Extracts from a graphics dataset:

○ ○ ○

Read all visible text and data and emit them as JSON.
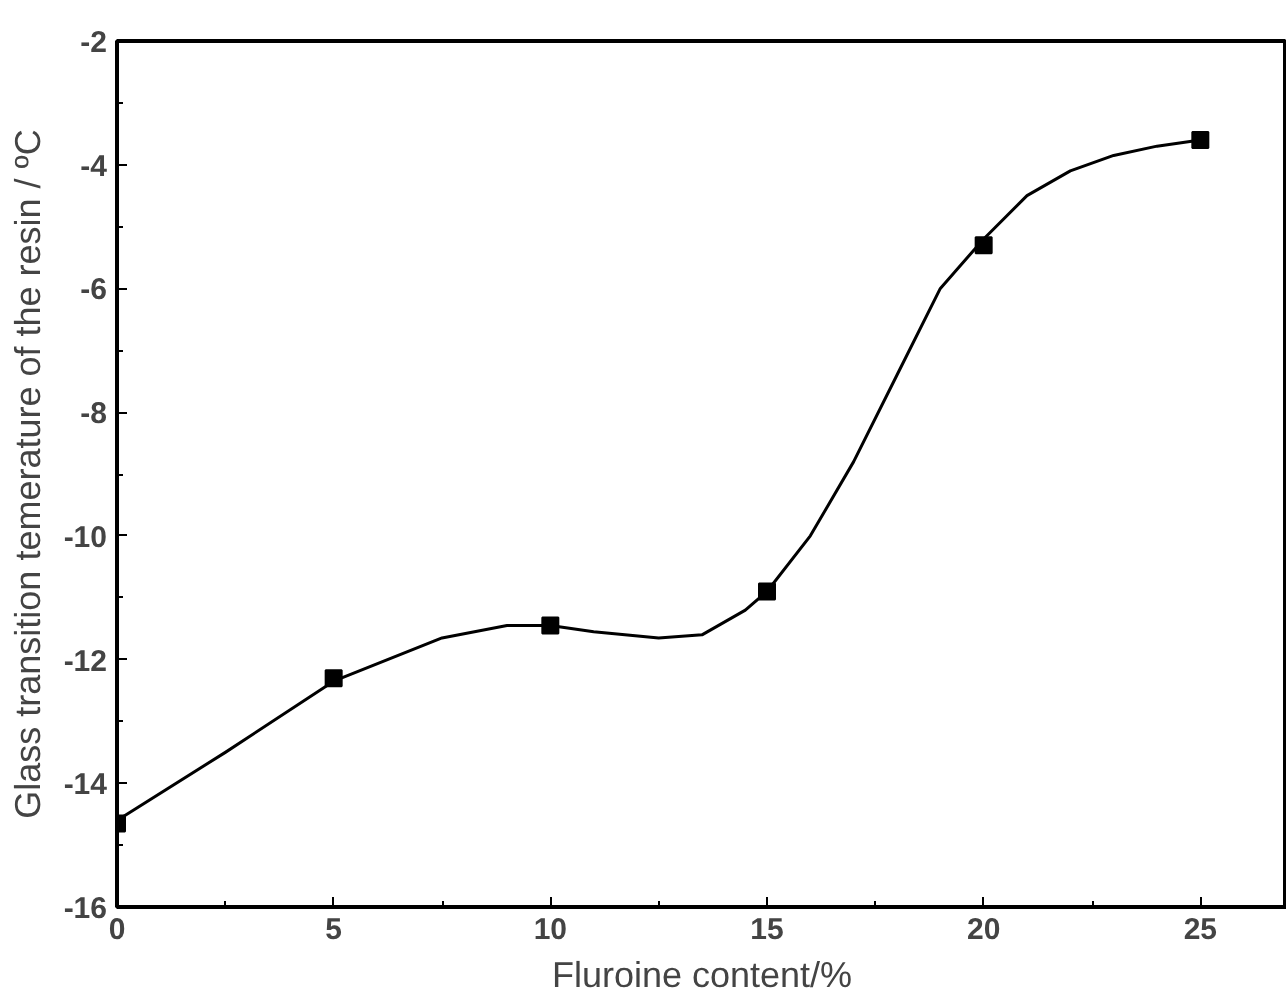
{
  "chart_data": {
    "type": "scatter",
    "xlabel": "Fluroine content/%",
    "ylabel": "Glass transition temerature of the resin / ºC",
    "series": [
      {
        "color": "#000000",
        "marker": "square",
        "x": [
          0,
          5,
          10,
          15,
          20,
          25
        ],
        "values": [
          -14.65,
          -12.3,
          -11.45,
          -10.9,
          -5.3,
          -3.6
        ]
      },
      {
        "type": "line",
        "color": "#000000",
        "marker": "none",
        "x": [
          0,
          2.5,
          5,
          7.5,
          9,
          10,
          11,
          12.5,
          13.5,
          14.5,
          15,
          16,
          17,
          18,
          19,
          20,
          21,
          22,
          23,
          24,
          25
        ],
        "values": [
          -14.6,
          -13.5,
          -12.35,
          -11.65,
          -11.45,
          -11.45,
          -11.55,
          -11.65,
          -11.6,
          -11.2,
          -10.9,
          -10.0,
          -8.8,
          -7.4,
          -6.0,
          -5.2,
          -4.5,
          -4.1,
          -3.85,
          -3.7,
          -3.6
        ]
      }
    ],
    "xlim": [
      0,
      27
    ],
    "ylim": [
      -16,
      -2
    ],
    "xticks": [
      0,
      5,
      10,
      15,
      20,
      25
    ],
    "yticks": [
      -16,
      -14,
      -12,
      -10,
      -8,
      -6,
      -4,
      -2
    ],
    "grid": false
  }
}
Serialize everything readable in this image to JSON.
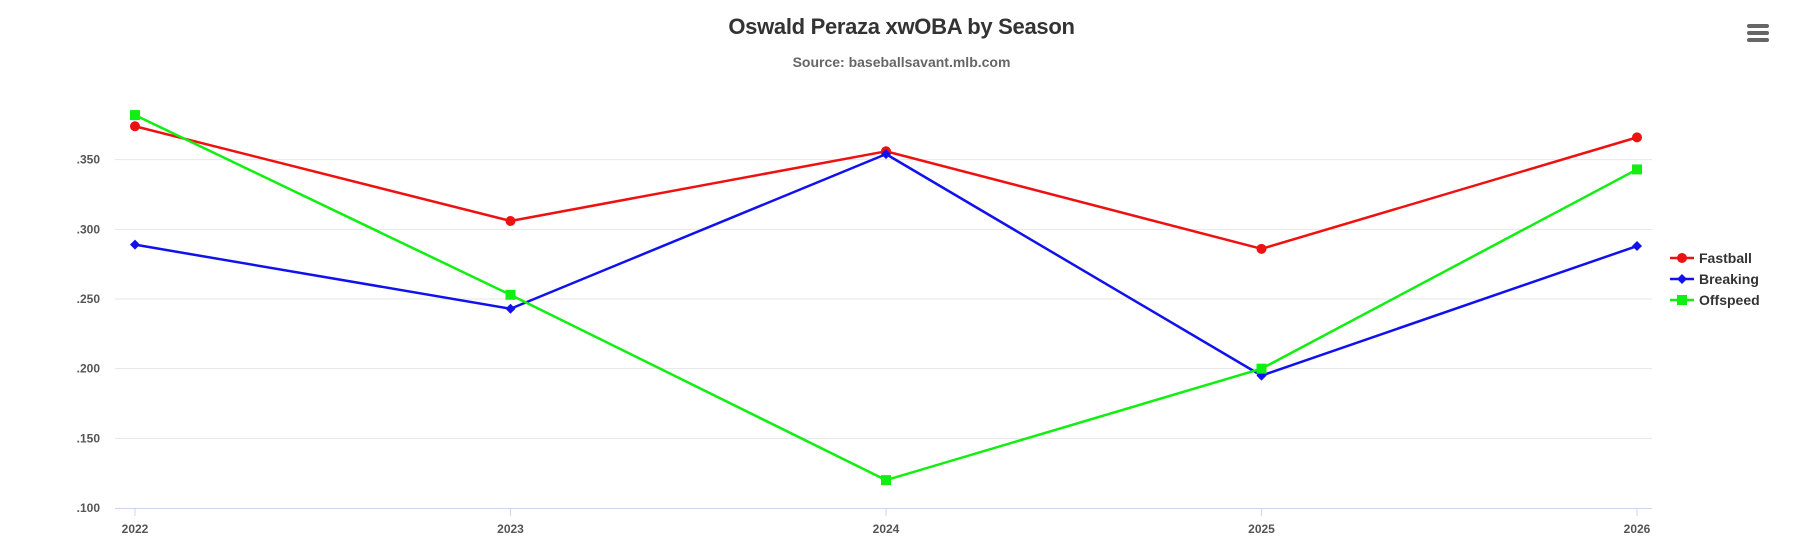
{
  "chart_data": {
    "type": "line",
    "title": "Oswald Peraza xwOBA by Season",
    "subtitle": "Source: baseballsavant.mlb.com",
    "xlabel": "",
    "ylabel": "",
    "categories": [
      "2022",
      "2023",
      "2024",
      "2025",
      "2026"
    ],
    "ylim": [
      0.1,
      0.4
    ],
    "yticks": [
      0.1,
      0.15,
      0.2,
      0.25,
      0.3,
      0.35
    ],
    "ytick_labels": [
      ".100",
      ".150",
      ".200",
      ".250",
      ".300",
      ".350"
    ],
    "grid": true,
    "legend_position": "right",
    "series": [
      {
        "name": "Fastball",
        "color": "#ee1111",
        "marker": "circle",
        "values": [
          0.374,
          0.306,
          0.356,
          0.286,
          0.366
        ]
      },
      {
        "name": "Breaking",
        "color": "#1111ee",
        "marker": "diamond",
        "values": [
          0.289,
          0.243,
          0.354,
          0.195,
          0.288
        ]
      },
      {
        "name": "Offspeed",
        "color": "#11ee11",
        "marker": "square",
        "values": [
          0.382,
          0.253,
          0.12,
          0.2,
          0.343
        ]
      }
    ]
  },
  "menu_icon": "hamburger-menu-icon"
}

○ ○ ○

What the exercise asks:
Write out, please, the lines of the listing above from the one with "Serialize everything readable" through the very last, exactly as given and with no pictures.

Result below:
Serialize everything readable in this image to JSON.
{
  "chart_data": {
    "type": "line",
    "title": "Oswald Peraza xwOBA by Season",
    "subtitle": "Source: baseballsavant.mlb.com",
    "xlabel": "",
    "ylabel": "",
    "categories": [
      "2022",
      "2023",
      "2024",
      "2025",
      "2026"
    ],
    "ylim": [
      0.1,
      0.4
    ],
    "yticks": [
      0.1,
      0.15,
      0.2,
      0.25,
      0.3,
      0.35
    ],
    "ytick_labels": [
      ".100",
      ".150",
      ".200",
      ".250",
      ".300",
      ".350"
    ],
    "grid": true,
    "legend_position": "right",
    "series": [
      {
        "name": "Fastball",
        "color": "#ee1111",
        "marker": "circle",
        "values": [
          0.374,
          0.306,
          0.356,
          0.286,
          0.366
        ]
      },
      {
        "name": "Breaking",
        "color": "#1111ee",
        "marker": "diamond",
        "values": [
          0.289,
          0.243,
          0.354,
          0.195,
          0.288
        ]
      },
      {
        "name": "Offspeed",
        "color": "#11ee11",
        "marker": "square",
        "values": [
          0.382,
          0.253,
          0.12,
          0.2,
          0.343
        ]
      }
    ]
  },
  "menu_icon": "hamburger-menu-icon"
}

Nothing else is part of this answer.